(Your goal): Quote the records beneath, complete and exact. Leave out images.

+++ Data shown +++

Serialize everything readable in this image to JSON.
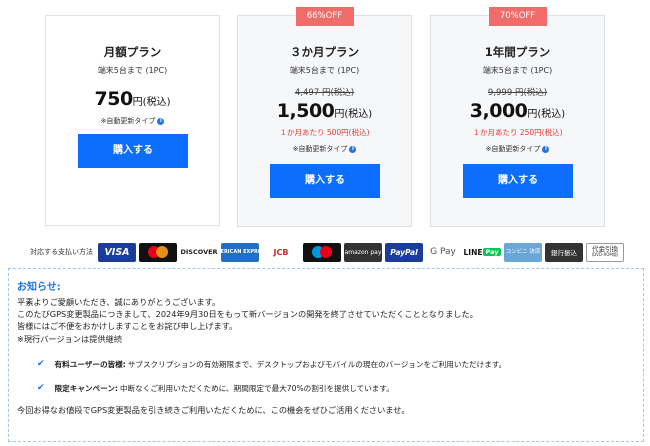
{
  "plans": [
    {
      "name": "月額プラン",
      "devices": "端末5台まで (1PC)",
      "price": "750",
      "price_unit": "円(税込)",
      "renewal": "※自動更新タイプ",
      "buy_label": "購入する"
    },
    {
      "badge": "66%OFF",
      "name": "３か月プラン",
      "devices": "端末5台まで (1PC)",
      "original_price": "4,497 円(税込)",
      "price": "1,500",
      "price_unit": "円(税込)",
      "per_month": "１か月あたり 500円(税込)",
      "renewal": "※自動更新タイプ",
      "buy_label": "購入する"
    },
    {
      "badge": "70%OFF",
      "name": "1年間プラン",
      "devices": "端末5台まで (1PC)",
      "original_price": "9,999 円(税込)",
      "price": "3,000",
      "price_unit": "円(税込)",
      "per_month": "１か月あたり 250円(税込)",
      "renewal": "※自動更新タイプ",
      "buy_label": "購入する"
    }
  ],
  "info_icon": "i",
  "payments": {
    "label": "対応する支払い方法",
    "methods": {
      "visa": "VISA",
      "discover": "DISCOVER",
      "amex": "AMERICAN EXPRESS",
      "jcb": "JCB",
      "amazon": "amazon pay",
      "paypal": "PayPal",
      "gpay": "G Pay",
      "line_text": "LINE",
      "line_pay": "Pay",
      "konbini": "コンビニ 決済",
      "bank": "銀行振込",
      "cod": "代金引換",
      "cod_sub": "(DVD-ROM版)"
    }
  },
  "notice": {
    "title": "お知らせ:",
    "lines": [
      "平素よりご愛顧いただき、誠にありがとうございます。",
      "このたびGPS変更製品につきまして、2024年9月30日をもって新バージョンの開発を終了させていただくこととなりました。",
      "皆様にはご不便をおかけしますことをお詫び申し上げます。",
      "※現行バージョンは提供継続"
    ],
    "bullets": [
      {
        "bold": "有料ユーザーの皆様:",
        "text": "サブスクリプションの有効期限まで、デスクトップおよびモバイルの現在のバージョンをご利用いただけます。"
      },
      {
        "bold": "限定キャンペーン:",
        "text": "中断なくご利用いただくために、期間限定で最大70%の割引を提供しています。"
      }
    ],
    "closing": "今回お得なお値段でGPS変更製品を引き続きご利用いただくために、この機会をぜひご活用くださいませ。"
  },
  "colors": {
    "accent": "#0d6efd",
    "badge": "#f26b6b",
    "discount_text": "#e53935",
    "notice_title": "#1f73e6"
  }
}
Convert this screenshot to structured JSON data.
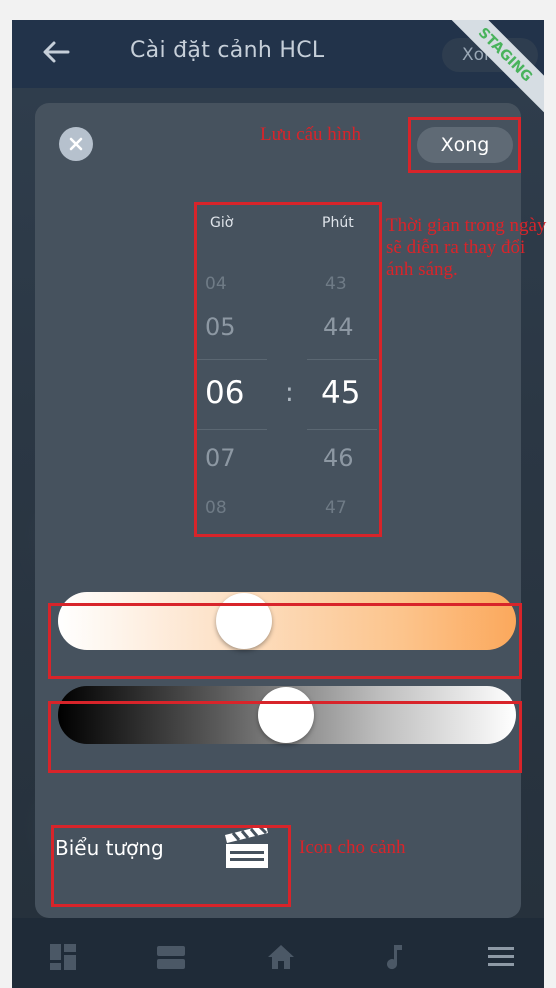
{
  "header": {
    "title": "Cài đặt cảnh HCL",
    "done_label_behind": "Xong",
    "staging_label": "STAGING"
  },
  "modal": {
    "done_label": "Xong",
    "time_picker": {
      "hour_header": "Giờ",
      "minute_header": "Phút",
      "separator": ":",
      "hours": [
        "04",
        "05",
        "06",
        "07",
        "08"
      ],
      "minutes": [
        "43",
        "44",
        "45",
        "46",
        "47"
      ],
      "selected_hour": "06",
      "selected_minute": "45"
    },
    "cct_slider": {
      "gradient_start": "#ffffff",
      "gradient_end": "#fba85c",
      "value_fraction": 0.4
    },
    "brightness_slider": {
      "gradient_start": "#000000",
      "gradient_end": "#ffffff",
      "value_fraction": 0.51
    },
    "icon_row": {
      "label": "Biểu tượng",
      "icon": "clapperboard-icon"
    }
  },
  "annotations": {
    "save_config": "Lưu cấu hình",
    "time_note": "Thời gian trong ngày sẽ diễn ra thay đổi ánh sáng.",
    "icon_note": "Icon cho cảnh",
    "color": "#d8242a"
  },
  "bottom_nav": {
    "items": [
      "dashboard-icon",
      "rooms-icon",
      "home-icon",
      "music-icon",
      "menu-icon"
    ]
  }
}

+++

(Reply):
Serialize everything readable in this image to JSON.
{
  "plans": [
    {
      "name": "月額プラン",
      "devices": "端末5台まで (1PC)",
      "price": "750",
      "price_unit": "円(税込)",
      "renewal": "※自動更新タイプ",
      "buy_label": "購入する"
    },
    {
      "badge": "66%OFF",
      "name": "３か月プラン",
      "devices": "端末5台まで (1PC)",
      "original_price": "4,497 円(税込)",
      "price": "1,500",
      "price_unit": "円(税込)",
      "per_month": "１か月あたり 500円(税込)",
      "renewal": "※自動更新タイプ",
      "buy_label": "購入する"
    },
    {
      "badge": "70%OFF",
      "name": "1年間プラン",
      "devices": "端末5台まで (1PC)",
      "original_price": "9,999 円(税込)",
      "price": "3,000",
      "price_unit": "円(税込)",
      "per_month": "１か月あたり 250円(税込)",
      "renewal": "※自動更新タイプ",
      "buy_label": "購入する"
    }
  ],
  "info_icon": "i",
  "payments": {
    "label": "対応する支払い方法",
    "methods": {
      "visa": "VISA",
      "discover": "DISCOVER",
      "amex": "AMERICAN EXPRESS",
      "jcb": "JCB",
      "amazon": "amazon pay",
      "paypal": "PayPal",
      "gpay": "G Pay",
      "line_text": "LINE",
      "line_pay": "Pay",
      "konbini": "コンビニ 決済",
      "bank": "銀行振込",
      "cod": "代金引換",
      "cod_sub": "(DVD-ROM版)"
    }
  },
  "notice": {
    "title": "お知らせ:",
    "lines": [
      "平素よりご愛顧いただき、誠にありがとうございます。",
      "このたびGPS変更製品につきまして、2024年9月30日をもって新バージョンの開発を終了させていただくこととなりました。",
      "皆様にはご不便をおかけしますことをお詫び申し上げます。",
      "※現行バージョンは提供継続"
    ],
    "bullets": [
      {
        "bold": "有料ユーザーの皆様:",
        "text": "サブスクリプションの有効期限まで、デスクトップおよびモバイルの現在のバージョンをご利用いただけます。"
      },
      {
        "bold": "限定キャンペーン:",
        "text": "中断なくご利用いただくために、期間限定で最大70%の割引を提供しています。"
      }
    ],
    "closing": "今回お得なお値段でGPS変更製品を引き続きご利用いただくために、この機会をぜひご活用くださいませ。"
  },
  "colors": {
    "accent": "#0d6efd",
    "badge": "#f26b6b",
    "discount_text": "#e53935",
    "notice_title": "#1f73e6"
  }
}
Convert this screenshot to structured JSON data.
{
  "header": {
    "title": "Cài đặt cảnh HCL",
    "done_label_behind": "Xong",
    "staging_label": "STAGING"
  },
  "modal": {
    "done_label": "Xong",
    "time_picker": {
      "hour_header": "Giờ",
      "minute_header": "Phút",
      "separator": ":",
      "hours": [
        "04",
        "05",
        "06",
        "07",
        "08"
      ],
      "minutes": [
        "43",
        "44",
        "45",
        "46",
        "47"
      ],
      "selected_hour": "06",
      "selected_minute": "45"
    },
    "cct_slider": {
      "gradient_start": "#ffffff",
      "gradient_end": "#fba85c",
      "value_fraction": 0.4
    },
    "brightness_slider": {
      "gradient_start": "#000000",
      "gradient_end": "#ffffff",
      "value_fraction": 0.51
    },
    "icon_row": {
      "label": "Biểu tượng",
      "icon": "clapperboard-icon"
    }
  },
  "annotations": {
    "save_config": "Lưu cấu hình",
    "time_note": "Thời gian trong ngày sẽ diễn ra thay đổi ánh sáng.",
    "icon_note": "Icon cho cảnh",
    "color": "#d8242a"
  },
  "bottom_nav": {
    "items": [
      "dashboard-icon",
      "rooms-icon",
      "home-icon",
      "music-icon",
      "menu-icon"
    ]
  }
}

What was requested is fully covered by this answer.